• Material to process:
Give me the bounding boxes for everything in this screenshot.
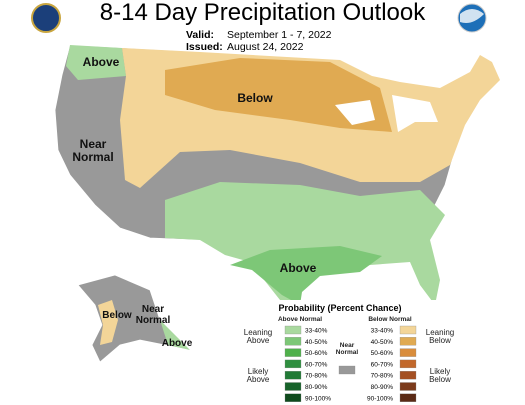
legend-bin-label: 80-90%	[305, 384, 328, 391]
region-label: Above	[82, 55, 120, 69]
legend-bin-label: 90-100%	[305, 395, 331, 402]
ak-below-area	[98, 300, 118, 345]
issued-date: August 24, 2022	[227, 41, 304, 53]
legend-swatch	[399, 393, 417, 402]
region-label: Below	[102, 310, 132, 321]
legend-bin-label: 80-90%	[371, 384, 394, 391]
legend-bin-label: 70-80%	[305, 373, 328, 380]
legend-side-label: Leaning Above	[243, 328, 273, 346]
ak-above-area	[160, 320, 190, 350]
legend-swatch	[399, 382, 417, 391]
legend-swatch	[284, 348, 302, 357]
region-label: Near Normal	[72, 137, 114, 164]
legend-swatch	[399, 337, 417, 346]
legend-heading: Below Normal	[368, 316, 412, 323]
legend-bin-label: 40-50%	[371, 339, 394, 346]
legend-bin-label: 70-80%	[371, 373, 394, 380]
doc-logo	[31, 3, 61, 33]
legend-title: Probability (Percent Chance)	[278, 303, 402, 313]
issued-label: Issued:	[186, 41, 223, 53]
legend-bin-label: 60-70%	[305, 361, 328, 368]
legend-bin-label: 50-60%	[371, 350, 394, 357]
legend-bin-label: 40-50%	[305, 339, 328, 346]
legend-side-label: Likely Below	[429, 367, 451, 385]
great-lakes	[335, 95, 438, 132]
legend-bin-label: 50-60%	[305, 350, 328, 357]
region-label: Above	[279, 261, 317, 275]
legend-swatch	[284, 393, 302, 402]
region-label: Near Normal	[135, 304, 171, 326]
noaa-logo-bird	[460, 9, 484, 23]
region-label: Below	[237, 91, 273, 105]
legend-swatch	[284, 382, 302, 391]
legend-side-label: Leaning Below	[425, 328, 455, 346]
legend-swatch	[284, 325, 302, 335]
region-label: Above	[161, 338, 193, 349]
title: 8-14 Day Precipitation Outlook	[99, 0, 426, 26]
legend-bin-label: 90-100%	[367, 395, 393, 402]
legend-swatch	[284, 371, 302, 380]
legend-swatch	[399, 359, 417, 369]
legend-swatch	[399, 371, 417, 380]
legend-side-label: Likely Above	[246, 367, 270, 385]
south-above-40	[230, 246, 382, 305]
legend-swatch	[399, 325, 417, 335]
below-area	[165, 58, 392, 132]
valid-date: September 1 - 7, 2022	[227, 29, 332, 41]
legend-swatch	[399, 348, 417, 357]
legend-near-label: Near Normal	[335, 342, 359, 356]
nw-above-area	[66, 45, 126, 80]
legend-swatch	[284, 337, 302, 346]
legend-bin-label: 60-70%	[371, 361, 394, 368]
legend-heading: Above Normal	[277, 316, 323, 323]
legend-bin-label: 33-40%	[305, 328, 328, 335]
valid-label: Valid:	[186, 29, 215, 41]
legend-swatch	[338, 365, 356, 375]
legend-swatch	[284, 359, 302, 369]
legend-bin-label: 33-40%	[371, 328, 394, 335]
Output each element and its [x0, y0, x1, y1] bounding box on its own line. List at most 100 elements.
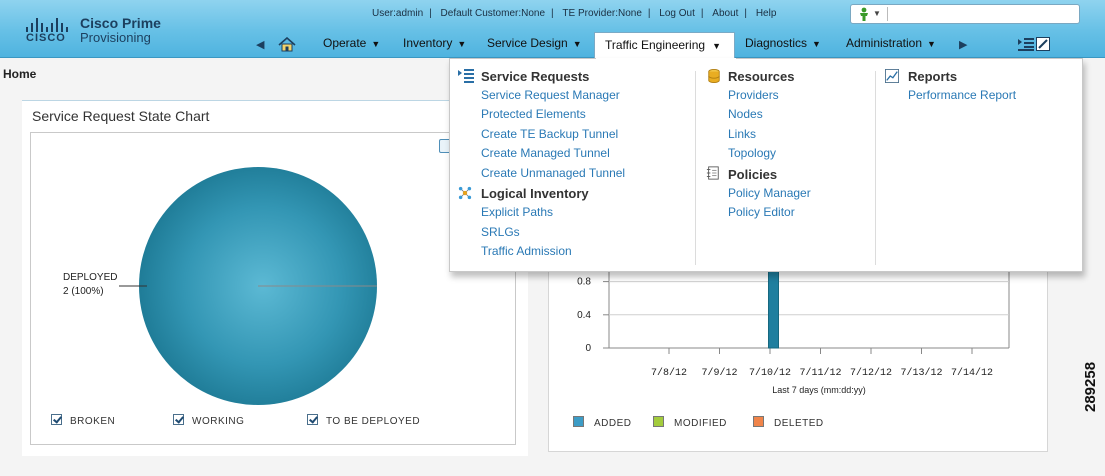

• Challenge: Rewrite the material above with every "legend-swatch" changed to "color-key" and nothing else altered. Omit the pictures.

• Task response:
Give me the bounding boxes for everything in this screenshot.
legend-bin-label: 80-90%	[305, 384, 328, 391]
region-label: Above	[82, 55, 120, 69]
legend-bin-label: 90-100%	[305, 395, 331, 402]
ak-below-area	[98, 300, 118, 345]
issued-date: August 24, 2022	[227, 41, 304, 53]
color-key	[399, 393, 417, 402]
region-label: Below	[102, 310, 132, 321]
legend-bin-label: 80-90%	[371, 384, 394, 391]
legend-bin-label: 70-80%	[305, 373, 328, 380]
legend-side-label: Leaning Above	[243, 328, 273, 346]
ak-above-area	[160, 320, 190, 350]
color-key	[399, 382, 417, 391]
color-key	[284, 348, 302, 357]
region-label: Near Normal	[72, 137, 114, 164]
color-key	[399, 337, 417, 346]
legend-heading: Below Normal	[368, 316, 412, 323]
legend-bin-label: 40-50%	[371, 339, 394, 346]
legend-bin-label: 70-80%	[371, 373, 394, 380]
doc-logo	[31, 3, 61, 33]
legend-title: Probability (Percent Chance)	[278, 303, 402, 313]
issued-label: Issued:	[186, 41, 223, 53]
legend-bin-label: 60-70%	[305, 361, 328, 368]
legend-bin-label: 50-60%	[371, 350, 394, 357]
legend-bin-label: 40-50%	[305, 339, 328, 346]
legend-side-label: Likely Below	[429, 367, 451, 385]
great-lakes	[335, 95, 438, 132]
legend-bin-label: 50-60%	[305, 350, 328, 357]
region-label: Above	[279, 261, 317, 275]
color-key	[284, 393, 302, 402]
region-label: Near Normal	[135, 304, 171, 326]
noaa-logo-bird	[460, 9, 484, 23]
region-label: Below	[237, 91, 273, 105]
color-key	[284, 382, 302, 391]
legend-side-label: Leaning Below	[425, 328, 455, 346]
color-key	[284, 325, 302, 335]
region-label: Above	[161, 338, 193, 349]
title: 8-14 Day Precipitation Outlook	[99, 0, 426, 26]
legend-bin-label: 90-100%	[367, 395, 393, 402]
color-key	[284, 371, 302, 380]
color-key	[399, 359, 417, 369]
color-key	[399, 371, 417, 380]
legend-side-label: Likely Above	[246, 367, 270, 385]
south-above-40	[230, 246, 382, 305]
color-key	[399, 325, 417, 335]
below-area	[165, 58, 392, 132]
valid-date: September 1 - 7, 2022	[227, 29, 332, 41]
color-key	[399, 348, 417, 357]
legend-near-label: Near Normal	[335, 342, 359, 356]
nw-above-area	[66, 45, 126, 80]
color-key	[284, 337, 302, 346]
legend-bin-label: 60-70%	[371, 361, 394, 368]
legend-heading: Above Normal	[277, 316, 323, 323]
legend-bin-label: 33-40%	[305, 328, 328, 335]
valid-label: Valid:	[186, 29, 215, 41]
color-key	[338, 365, 356, 375]
color-key	[284, 359, 302, 369]
legend-bin-label: 33-40%	[371, 328, 394, 335]
Output each element and its [x0, y0, x1, y1] bounding box on its own line. List at most 100 elements.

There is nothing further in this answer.